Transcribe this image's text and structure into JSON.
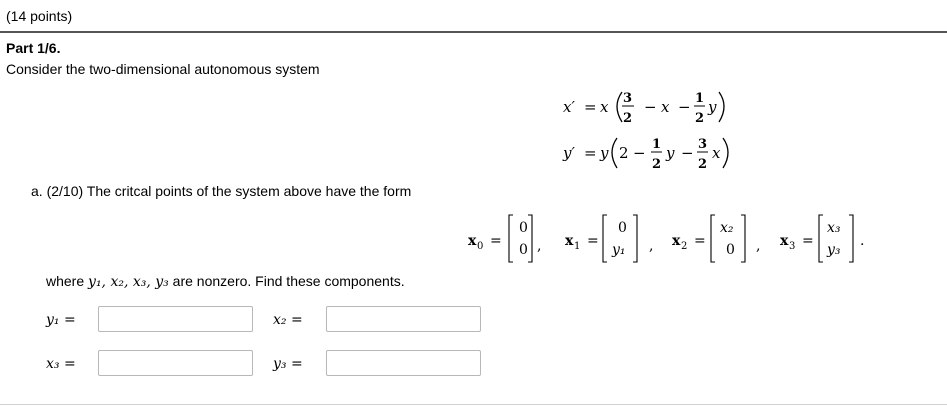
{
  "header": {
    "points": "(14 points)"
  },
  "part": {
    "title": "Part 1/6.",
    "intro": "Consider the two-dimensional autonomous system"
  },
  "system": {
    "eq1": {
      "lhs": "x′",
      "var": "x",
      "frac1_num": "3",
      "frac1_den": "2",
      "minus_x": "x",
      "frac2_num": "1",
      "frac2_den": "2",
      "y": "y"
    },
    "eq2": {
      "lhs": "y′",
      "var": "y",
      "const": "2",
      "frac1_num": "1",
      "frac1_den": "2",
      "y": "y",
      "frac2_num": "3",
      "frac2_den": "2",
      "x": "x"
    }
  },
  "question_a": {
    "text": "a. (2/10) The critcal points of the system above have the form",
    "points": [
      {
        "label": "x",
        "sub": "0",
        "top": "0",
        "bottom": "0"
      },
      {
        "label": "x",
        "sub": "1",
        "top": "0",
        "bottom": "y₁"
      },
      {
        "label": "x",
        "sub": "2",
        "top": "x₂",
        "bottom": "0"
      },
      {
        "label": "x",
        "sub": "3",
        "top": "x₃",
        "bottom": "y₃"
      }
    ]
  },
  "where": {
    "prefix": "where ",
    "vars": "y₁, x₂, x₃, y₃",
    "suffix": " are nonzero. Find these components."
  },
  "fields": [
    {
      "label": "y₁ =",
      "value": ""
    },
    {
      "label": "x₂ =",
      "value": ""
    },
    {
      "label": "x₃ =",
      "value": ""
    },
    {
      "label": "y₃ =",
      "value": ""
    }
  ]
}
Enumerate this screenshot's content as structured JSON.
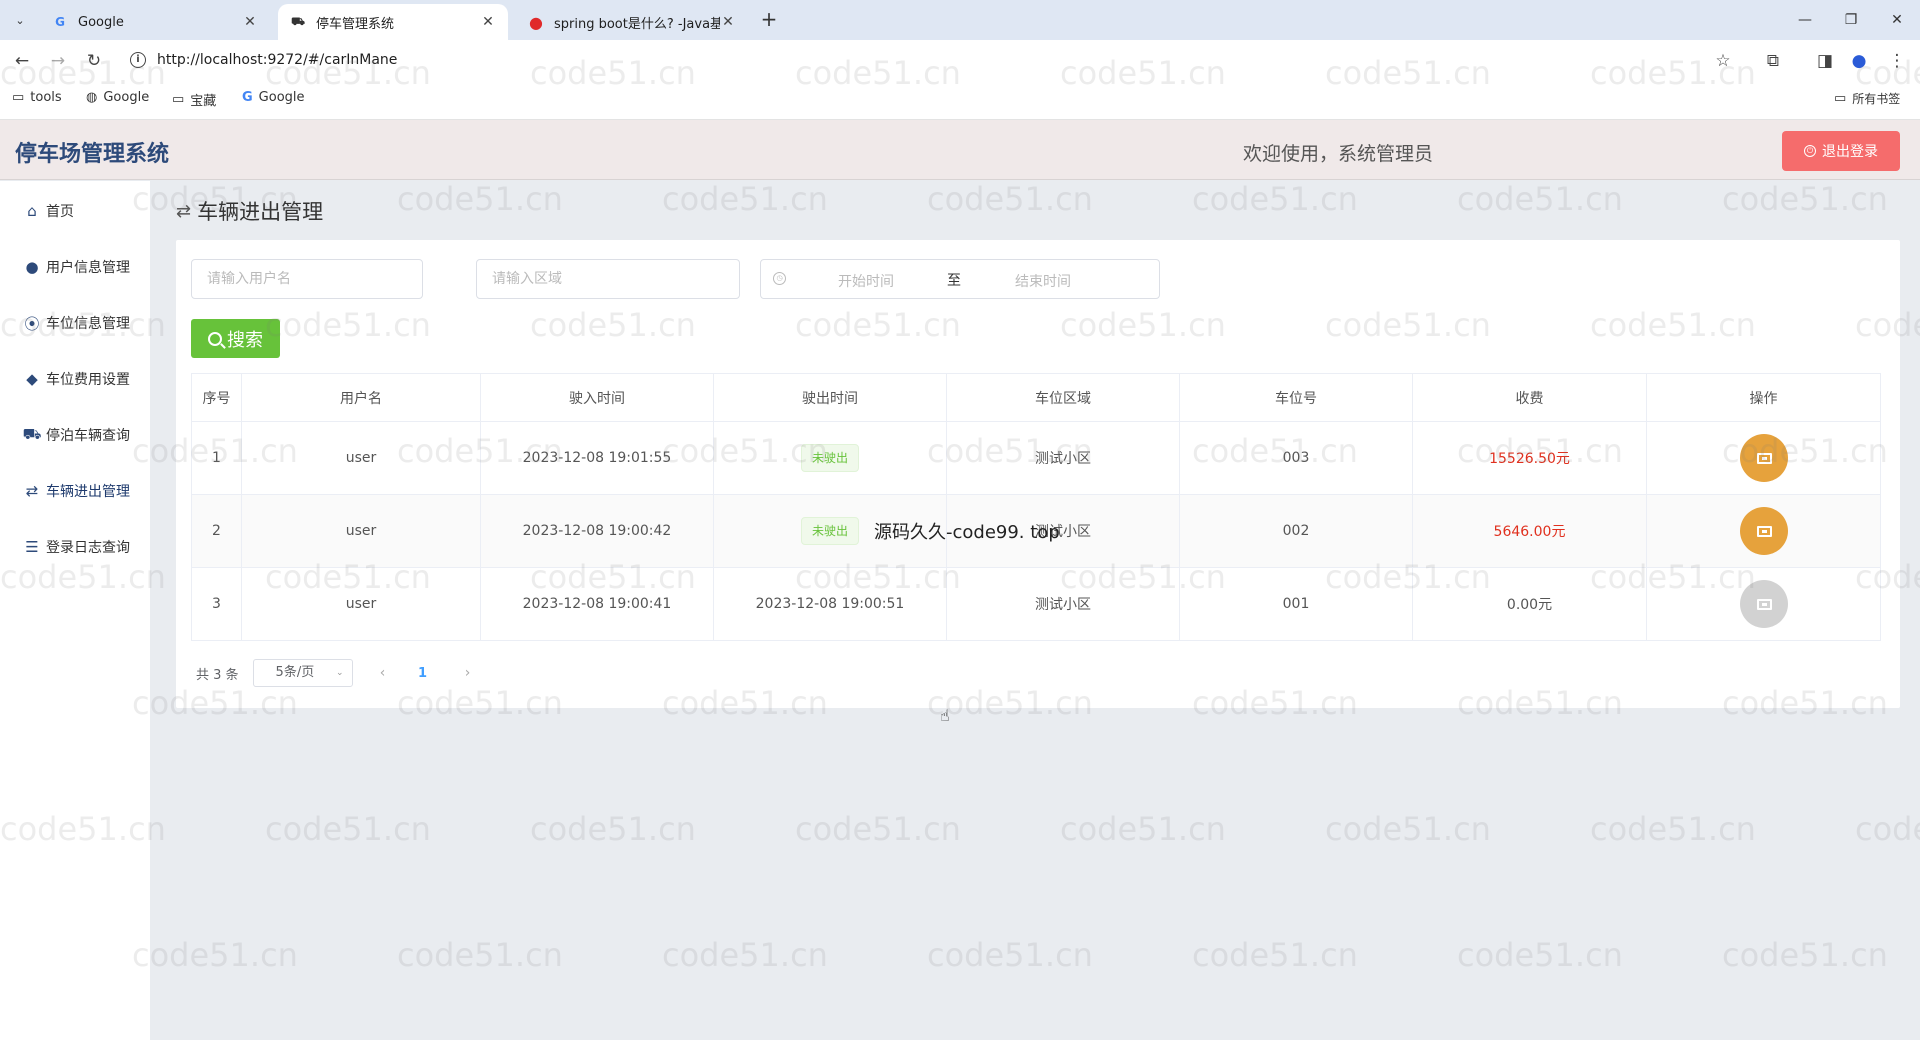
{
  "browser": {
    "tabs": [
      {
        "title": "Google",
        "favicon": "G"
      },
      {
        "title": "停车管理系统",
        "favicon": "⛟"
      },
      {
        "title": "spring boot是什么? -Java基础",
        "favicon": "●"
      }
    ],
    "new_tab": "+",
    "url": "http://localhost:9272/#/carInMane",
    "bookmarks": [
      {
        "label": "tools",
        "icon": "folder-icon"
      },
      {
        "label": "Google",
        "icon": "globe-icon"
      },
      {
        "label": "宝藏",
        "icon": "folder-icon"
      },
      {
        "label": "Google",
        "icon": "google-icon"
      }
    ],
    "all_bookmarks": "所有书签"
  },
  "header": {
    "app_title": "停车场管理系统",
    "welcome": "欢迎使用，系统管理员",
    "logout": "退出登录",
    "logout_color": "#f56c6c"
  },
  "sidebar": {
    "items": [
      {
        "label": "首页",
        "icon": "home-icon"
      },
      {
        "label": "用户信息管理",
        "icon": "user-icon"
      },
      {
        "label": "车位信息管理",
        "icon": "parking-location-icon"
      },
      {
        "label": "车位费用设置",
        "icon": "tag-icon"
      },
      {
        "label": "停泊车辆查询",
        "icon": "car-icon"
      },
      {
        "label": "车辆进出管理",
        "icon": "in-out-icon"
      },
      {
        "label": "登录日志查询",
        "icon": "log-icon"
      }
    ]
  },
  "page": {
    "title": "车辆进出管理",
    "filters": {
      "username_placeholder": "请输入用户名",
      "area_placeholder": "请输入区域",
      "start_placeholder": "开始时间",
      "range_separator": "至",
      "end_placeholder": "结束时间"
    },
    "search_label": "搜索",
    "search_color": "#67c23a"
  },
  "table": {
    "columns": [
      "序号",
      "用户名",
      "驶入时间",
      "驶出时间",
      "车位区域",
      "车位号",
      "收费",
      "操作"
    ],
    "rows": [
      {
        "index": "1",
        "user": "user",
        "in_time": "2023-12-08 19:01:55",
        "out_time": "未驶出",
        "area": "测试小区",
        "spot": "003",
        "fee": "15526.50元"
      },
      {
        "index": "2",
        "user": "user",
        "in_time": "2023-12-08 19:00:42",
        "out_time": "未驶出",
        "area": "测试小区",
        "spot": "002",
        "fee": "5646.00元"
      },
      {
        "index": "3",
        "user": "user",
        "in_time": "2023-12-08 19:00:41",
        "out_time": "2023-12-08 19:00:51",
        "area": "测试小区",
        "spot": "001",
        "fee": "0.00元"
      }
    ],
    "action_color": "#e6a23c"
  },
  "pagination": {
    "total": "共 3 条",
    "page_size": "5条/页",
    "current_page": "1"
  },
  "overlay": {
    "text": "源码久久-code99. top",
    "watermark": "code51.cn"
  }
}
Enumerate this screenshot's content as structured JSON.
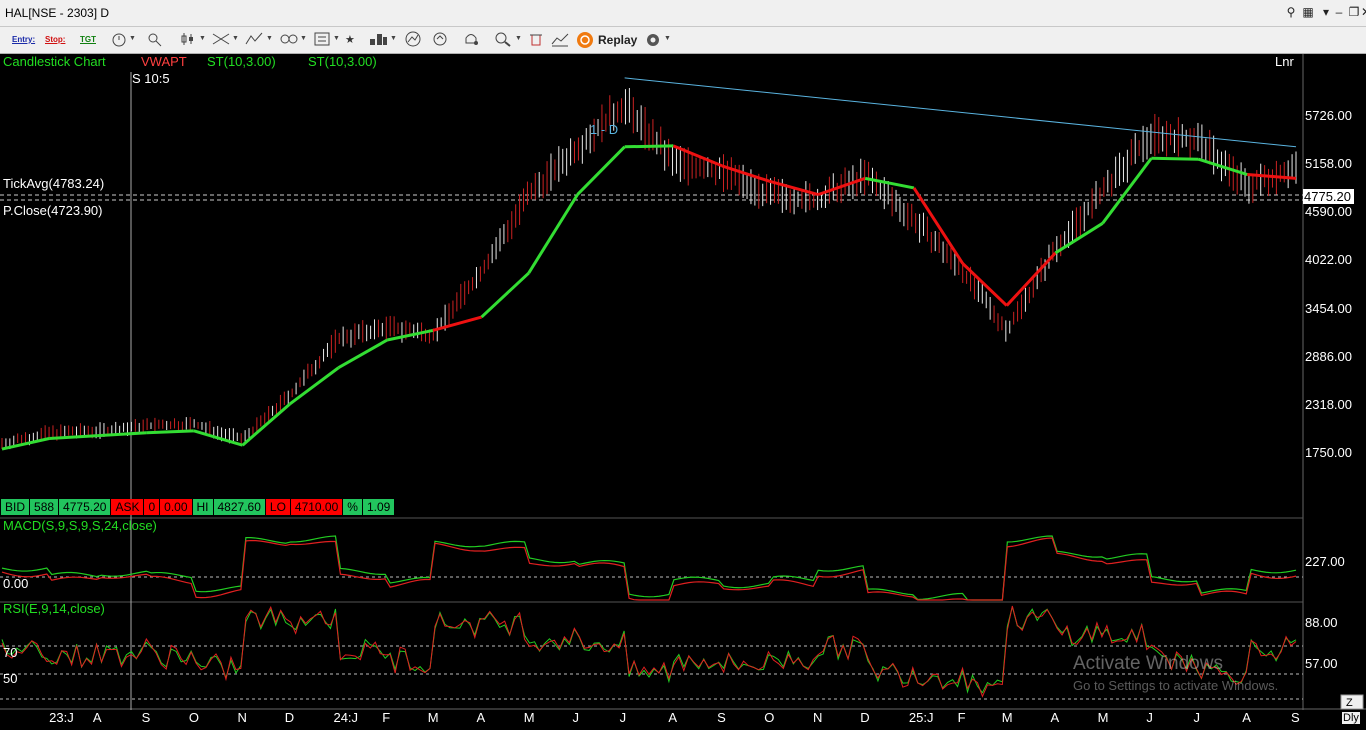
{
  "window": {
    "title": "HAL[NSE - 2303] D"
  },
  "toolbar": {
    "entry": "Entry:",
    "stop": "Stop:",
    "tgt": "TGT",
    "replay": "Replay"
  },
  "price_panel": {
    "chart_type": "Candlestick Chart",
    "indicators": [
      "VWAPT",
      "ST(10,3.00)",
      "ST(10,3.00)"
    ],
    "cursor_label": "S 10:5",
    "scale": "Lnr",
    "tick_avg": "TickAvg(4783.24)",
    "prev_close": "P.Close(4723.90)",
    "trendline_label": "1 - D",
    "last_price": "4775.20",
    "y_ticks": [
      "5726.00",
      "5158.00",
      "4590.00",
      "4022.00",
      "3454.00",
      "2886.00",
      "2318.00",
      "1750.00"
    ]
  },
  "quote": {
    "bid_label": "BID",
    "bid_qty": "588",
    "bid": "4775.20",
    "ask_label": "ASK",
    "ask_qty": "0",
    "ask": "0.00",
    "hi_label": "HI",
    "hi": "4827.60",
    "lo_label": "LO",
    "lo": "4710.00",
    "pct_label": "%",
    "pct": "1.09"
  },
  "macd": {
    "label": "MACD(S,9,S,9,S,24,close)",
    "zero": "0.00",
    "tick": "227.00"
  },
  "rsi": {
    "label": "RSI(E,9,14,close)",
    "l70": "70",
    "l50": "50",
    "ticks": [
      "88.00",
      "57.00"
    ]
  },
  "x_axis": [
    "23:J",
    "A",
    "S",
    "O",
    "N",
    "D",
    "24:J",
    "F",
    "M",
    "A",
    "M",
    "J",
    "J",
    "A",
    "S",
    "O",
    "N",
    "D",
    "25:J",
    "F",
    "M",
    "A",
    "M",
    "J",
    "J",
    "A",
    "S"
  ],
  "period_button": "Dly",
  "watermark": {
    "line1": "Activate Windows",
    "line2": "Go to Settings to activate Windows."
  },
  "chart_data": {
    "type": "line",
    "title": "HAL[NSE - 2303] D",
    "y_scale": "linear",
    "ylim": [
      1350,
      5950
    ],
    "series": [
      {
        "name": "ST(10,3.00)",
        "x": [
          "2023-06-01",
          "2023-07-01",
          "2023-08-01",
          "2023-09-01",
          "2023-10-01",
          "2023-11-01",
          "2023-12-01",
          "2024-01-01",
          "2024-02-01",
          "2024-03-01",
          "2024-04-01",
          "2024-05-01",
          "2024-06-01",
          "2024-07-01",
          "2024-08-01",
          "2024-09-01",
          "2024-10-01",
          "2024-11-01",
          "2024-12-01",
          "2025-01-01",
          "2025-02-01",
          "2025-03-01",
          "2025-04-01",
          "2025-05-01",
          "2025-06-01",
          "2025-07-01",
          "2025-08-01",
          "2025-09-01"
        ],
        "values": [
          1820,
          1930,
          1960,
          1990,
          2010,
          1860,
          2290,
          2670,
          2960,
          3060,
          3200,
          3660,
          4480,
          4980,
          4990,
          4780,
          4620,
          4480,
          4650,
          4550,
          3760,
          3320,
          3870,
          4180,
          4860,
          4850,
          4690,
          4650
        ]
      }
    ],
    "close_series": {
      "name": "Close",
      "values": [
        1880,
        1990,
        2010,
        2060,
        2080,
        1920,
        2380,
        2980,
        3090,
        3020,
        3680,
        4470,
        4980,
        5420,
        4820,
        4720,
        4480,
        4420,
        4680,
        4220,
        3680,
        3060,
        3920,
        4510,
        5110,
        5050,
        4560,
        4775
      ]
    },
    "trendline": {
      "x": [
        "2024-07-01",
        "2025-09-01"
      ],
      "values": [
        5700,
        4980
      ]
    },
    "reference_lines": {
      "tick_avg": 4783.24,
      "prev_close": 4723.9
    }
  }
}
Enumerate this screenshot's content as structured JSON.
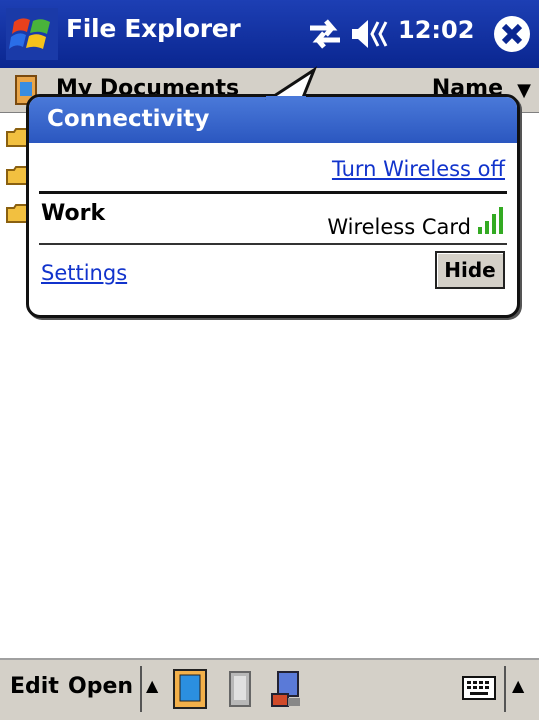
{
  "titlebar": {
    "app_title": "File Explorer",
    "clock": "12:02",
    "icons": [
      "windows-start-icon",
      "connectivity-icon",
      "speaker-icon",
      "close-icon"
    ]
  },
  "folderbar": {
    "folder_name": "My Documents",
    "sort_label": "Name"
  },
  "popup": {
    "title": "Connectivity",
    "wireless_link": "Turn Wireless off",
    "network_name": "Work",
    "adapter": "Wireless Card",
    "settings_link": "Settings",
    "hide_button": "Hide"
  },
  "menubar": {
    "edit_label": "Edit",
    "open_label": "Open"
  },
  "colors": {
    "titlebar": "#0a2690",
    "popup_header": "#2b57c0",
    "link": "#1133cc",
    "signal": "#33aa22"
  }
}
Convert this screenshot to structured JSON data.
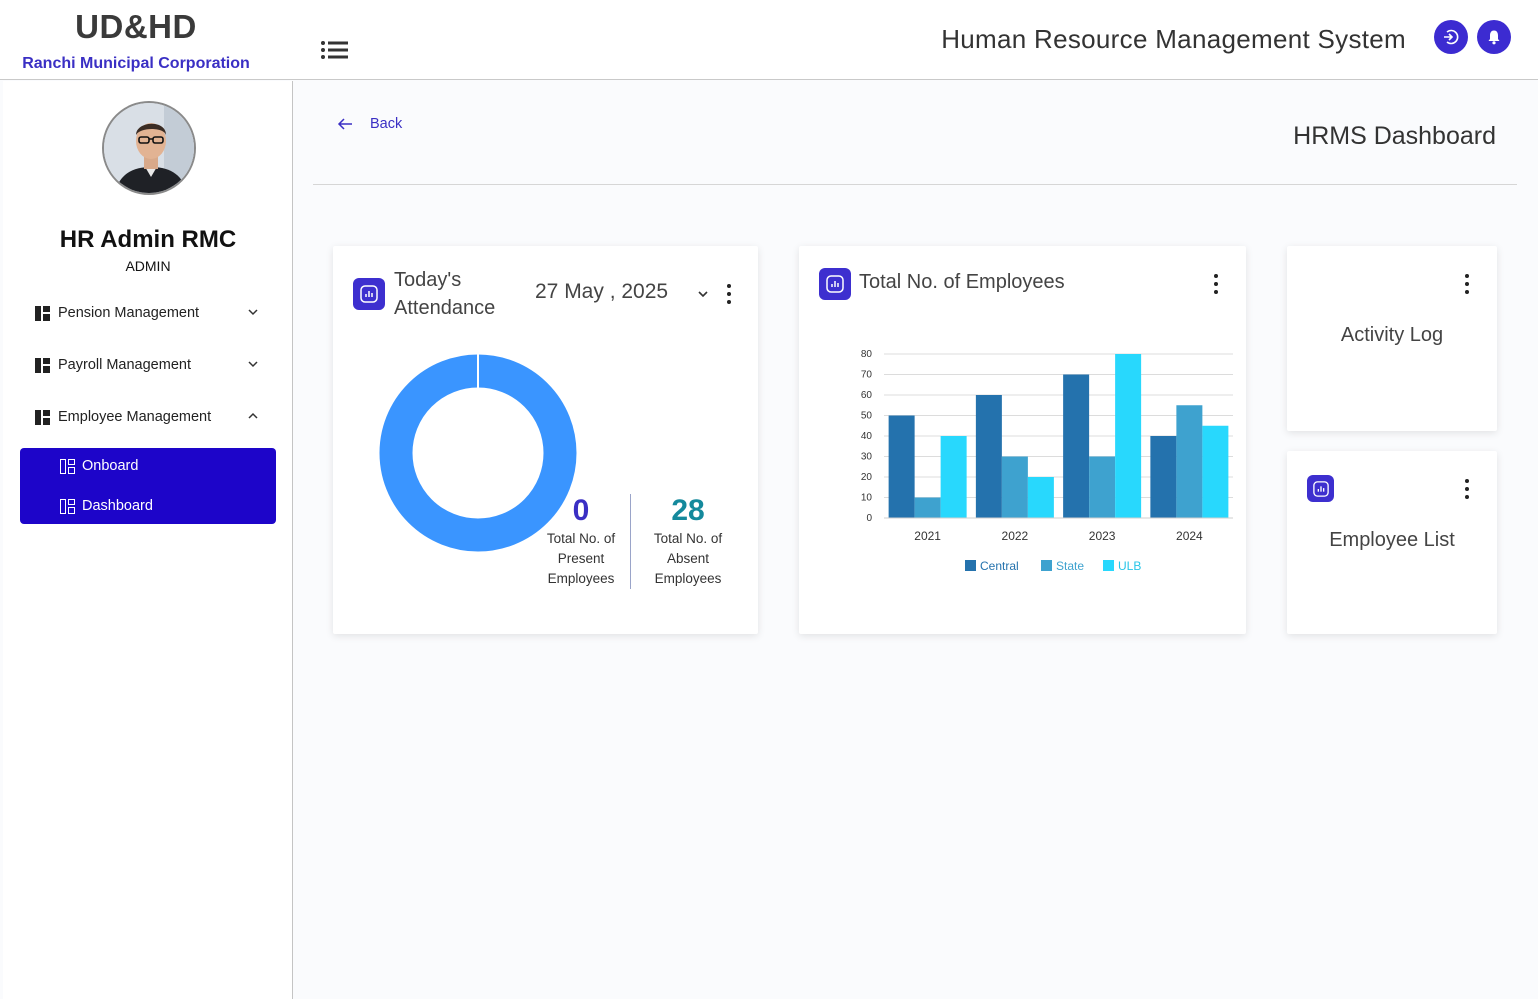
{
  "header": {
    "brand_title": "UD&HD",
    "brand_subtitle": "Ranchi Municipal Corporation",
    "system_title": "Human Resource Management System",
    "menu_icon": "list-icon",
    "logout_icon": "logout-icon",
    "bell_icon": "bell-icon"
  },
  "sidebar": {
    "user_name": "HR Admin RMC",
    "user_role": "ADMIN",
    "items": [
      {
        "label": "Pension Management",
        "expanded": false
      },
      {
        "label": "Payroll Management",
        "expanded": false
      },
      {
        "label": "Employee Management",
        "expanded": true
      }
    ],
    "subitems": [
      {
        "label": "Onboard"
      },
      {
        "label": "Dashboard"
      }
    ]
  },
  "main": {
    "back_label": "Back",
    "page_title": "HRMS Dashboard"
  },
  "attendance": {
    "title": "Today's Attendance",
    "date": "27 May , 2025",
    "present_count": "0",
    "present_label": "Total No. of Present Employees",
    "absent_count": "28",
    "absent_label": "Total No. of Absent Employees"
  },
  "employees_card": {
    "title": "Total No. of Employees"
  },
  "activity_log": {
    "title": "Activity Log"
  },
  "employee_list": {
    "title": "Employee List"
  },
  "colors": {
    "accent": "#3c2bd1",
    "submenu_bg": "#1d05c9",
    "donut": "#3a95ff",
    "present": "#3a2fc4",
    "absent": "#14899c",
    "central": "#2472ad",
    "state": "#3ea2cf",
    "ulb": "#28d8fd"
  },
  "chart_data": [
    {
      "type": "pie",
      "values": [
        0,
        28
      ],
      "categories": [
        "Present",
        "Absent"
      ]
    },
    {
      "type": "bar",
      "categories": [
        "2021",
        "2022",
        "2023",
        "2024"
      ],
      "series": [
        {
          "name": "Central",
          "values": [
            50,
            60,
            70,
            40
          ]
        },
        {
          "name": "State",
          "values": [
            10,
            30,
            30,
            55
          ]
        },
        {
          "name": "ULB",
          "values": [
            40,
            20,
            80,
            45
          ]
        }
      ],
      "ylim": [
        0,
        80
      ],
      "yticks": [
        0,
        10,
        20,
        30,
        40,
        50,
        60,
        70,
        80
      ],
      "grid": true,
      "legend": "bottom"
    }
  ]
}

Exercise brief:
Only a number is wanted: how many lines of the material include the word "Wireless".

Result of this task:
2